#### Problem requirements
The entries that follow should be written out exactly.

#### Available records
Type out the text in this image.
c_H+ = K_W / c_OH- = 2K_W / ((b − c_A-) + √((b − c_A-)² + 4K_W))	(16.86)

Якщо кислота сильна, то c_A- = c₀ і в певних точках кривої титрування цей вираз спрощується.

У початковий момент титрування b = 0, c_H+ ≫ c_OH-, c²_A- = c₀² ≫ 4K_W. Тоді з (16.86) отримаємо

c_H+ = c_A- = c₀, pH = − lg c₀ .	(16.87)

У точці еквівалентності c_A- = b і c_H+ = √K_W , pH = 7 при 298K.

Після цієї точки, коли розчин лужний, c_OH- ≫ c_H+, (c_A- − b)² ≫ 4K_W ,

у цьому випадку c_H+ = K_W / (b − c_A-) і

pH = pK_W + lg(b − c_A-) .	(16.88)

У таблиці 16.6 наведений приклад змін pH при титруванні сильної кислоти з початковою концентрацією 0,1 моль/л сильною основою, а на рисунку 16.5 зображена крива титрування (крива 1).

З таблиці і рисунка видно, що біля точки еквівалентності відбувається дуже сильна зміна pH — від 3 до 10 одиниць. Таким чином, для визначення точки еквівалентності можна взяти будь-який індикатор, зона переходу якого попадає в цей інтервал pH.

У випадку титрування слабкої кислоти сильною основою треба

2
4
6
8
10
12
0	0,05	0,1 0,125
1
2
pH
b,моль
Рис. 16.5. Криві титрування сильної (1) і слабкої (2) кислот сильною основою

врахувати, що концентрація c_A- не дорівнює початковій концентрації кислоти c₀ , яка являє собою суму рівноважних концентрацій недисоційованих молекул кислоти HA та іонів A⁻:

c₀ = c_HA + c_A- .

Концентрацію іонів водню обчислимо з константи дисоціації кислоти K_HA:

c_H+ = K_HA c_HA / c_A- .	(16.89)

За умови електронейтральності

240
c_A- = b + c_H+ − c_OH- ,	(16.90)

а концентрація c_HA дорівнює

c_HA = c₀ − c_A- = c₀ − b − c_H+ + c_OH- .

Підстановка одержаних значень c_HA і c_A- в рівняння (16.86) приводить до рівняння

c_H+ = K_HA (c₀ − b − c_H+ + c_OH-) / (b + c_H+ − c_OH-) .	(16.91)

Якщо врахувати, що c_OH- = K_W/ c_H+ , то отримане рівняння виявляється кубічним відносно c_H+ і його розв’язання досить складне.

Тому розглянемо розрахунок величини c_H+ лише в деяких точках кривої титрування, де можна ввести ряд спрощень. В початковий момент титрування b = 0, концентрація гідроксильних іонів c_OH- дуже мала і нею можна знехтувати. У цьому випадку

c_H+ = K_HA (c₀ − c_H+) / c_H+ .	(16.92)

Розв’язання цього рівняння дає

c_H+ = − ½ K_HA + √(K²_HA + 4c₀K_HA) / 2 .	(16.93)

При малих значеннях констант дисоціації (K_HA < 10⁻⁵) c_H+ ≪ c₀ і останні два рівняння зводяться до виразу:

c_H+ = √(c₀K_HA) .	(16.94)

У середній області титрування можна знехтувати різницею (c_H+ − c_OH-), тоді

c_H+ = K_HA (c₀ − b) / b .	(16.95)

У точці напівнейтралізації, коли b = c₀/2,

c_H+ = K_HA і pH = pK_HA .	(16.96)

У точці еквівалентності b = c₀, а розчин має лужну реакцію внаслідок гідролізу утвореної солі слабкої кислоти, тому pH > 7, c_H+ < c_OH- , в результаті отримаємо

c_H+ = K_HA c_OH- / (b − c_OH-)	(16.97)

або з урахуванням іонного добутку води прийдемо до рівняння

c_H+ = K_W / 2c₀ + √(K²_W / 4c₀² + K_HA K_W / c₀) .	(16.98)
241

#### Result for this task
Type out the text in this image.
c_H+ = K_W / c_OH- = 2K_W / ((b − c_A-) + √((b − c_A-)² + 4K_W))	(16.86)

Якщо кислота сильна, то c_A- = c₀ і в певних точках кривої титрування цей вираз спрощується.

У початковий момент титрування b = 0, c_H+ ≫ c_OH-, c²_A- = c₀² ≫ 4K_W. Тоді з (16.86) отримаємо

c_H+ = c_A- = c₀, pH = − lg c₀ .	(16.87)

У точці еквівалентності c_A- = b і c_H+ = √K_W , pH = 7 при 298K.

Після цієї точки, коли розчин лужний, c_OH- ≫ c_H+, (c_A- − b)² ≫ 4K_W ,

у цьому випадку c_H+ = K_W / (b − c_A-) і

pH = pK_W + lg(b − c_A-) .	(16.88)

У таблиці 16.6 наведений приклад змін pH при титруванні сильної кислоти з початковою концентрацією 0,1 моль/л сильною основою, а на рисунку 16.5 зображена крива титрування (крива 1).

З таблиці і рисунка видно, що біля точки еквівалентності відбувається дуже сильна зміна pH — від 3 до 10 одиниць. Таким чином, для визначення точки еквівалентності можна взяти будь-який індикатор, зона переходу якого попадає в цей інтервал pH.

У випадку титрування слабкої кислоти сильною основою треба

2
4
6
8
10
12
0	0,05	0,1 0,125
1
2
pH
b,моль
Рис. 16.5. Криві титрування сильної (1) і слабкої (2) кислот сильною основою

врахувати, що концентрація c_A- не дорівнює початковій концентрації кислоти c₀ , яка являє собою суму рівноважних концентрацій недисоційованих молекул кислоти HA та іонів A⁻:

c₀ = c_HA + c_A- .

Концентрацію іонів водню обчислимо з константи дисоціації кислоти K_HA:

c_H+ = K_HA c_HA / c_A- .	(16.89)

За умови електронейтральності

240
c_A- = b + c_H+ − c_OH- ,	(16.90)

а концентрація c_HA дорівнює

c_HA = c₀ − c_A- = c₀ − b − c_H+ + c_OH- .

Підстановка одержаних значень c_HA і c_A- в рівняння (16.86) приводить до рівняння

c_H+ = K_HA (c₀ − b − c_H+ + c_OH-) / (b + c_H+ − c_OH-) .	(16.91)

Якщо врахувати, що c_OH- = K_W/ c_H+ , то отримане рівняння виявляється кубічним відносно c_H+ і його розв’язання досить складне.

Тому розглянемо розрахунок величини c_H+ лише в деяких точках кривої титрування, де можна ввести ряд спрощень. В початковий момент титрування b = 0, концентрація гідроксильних іонів c_OH- дуже мала і нею можна знехтувати. У цьому випадку

c_H+ = K_HA (c₀ − c_H+) / c_H+ .	(16.92)

Розв’язання цього рівняння дає

c_H+ = − ½ K_HA + √(K²_HA + 4c₀K_HA) / 2 .	(16.93)

При малих значеннях констант дисоціації (K_HA < 10⁻⁵) c_H+ ≪ c₀ і останні два рівняння зводяться до виразу:

c_H+ = √(c₀K_HA) .	(16.94)

У середній області титрування можна знехтувати різницею (c_H+ − c_OH-), тоді

c_H+ = K_HA (c₀ − b) / b .	(16.95)

У точці напівнейтралізації, коли b = c₀/2,

c_H+ = K_HA і pH = pK_HA .	(16.96)

У точці еквівалентності b = c₀, а розчин має лужну реакцію внаслідок гідролізу утвореної солі слабкої кислоти, тому pH > 7, c_H+ < c_OH- , в результаті отримаємо

c_H+ = K_HA c_OH- / (b − c_OH-)	(16.97)

або з урахуванням іонного добутку води прийдемо до рівняння

c_H+ = K_W / 2c₀ + √(K²_W / 4c₀² + K_HA K_W / c₀) .	(16.98)
241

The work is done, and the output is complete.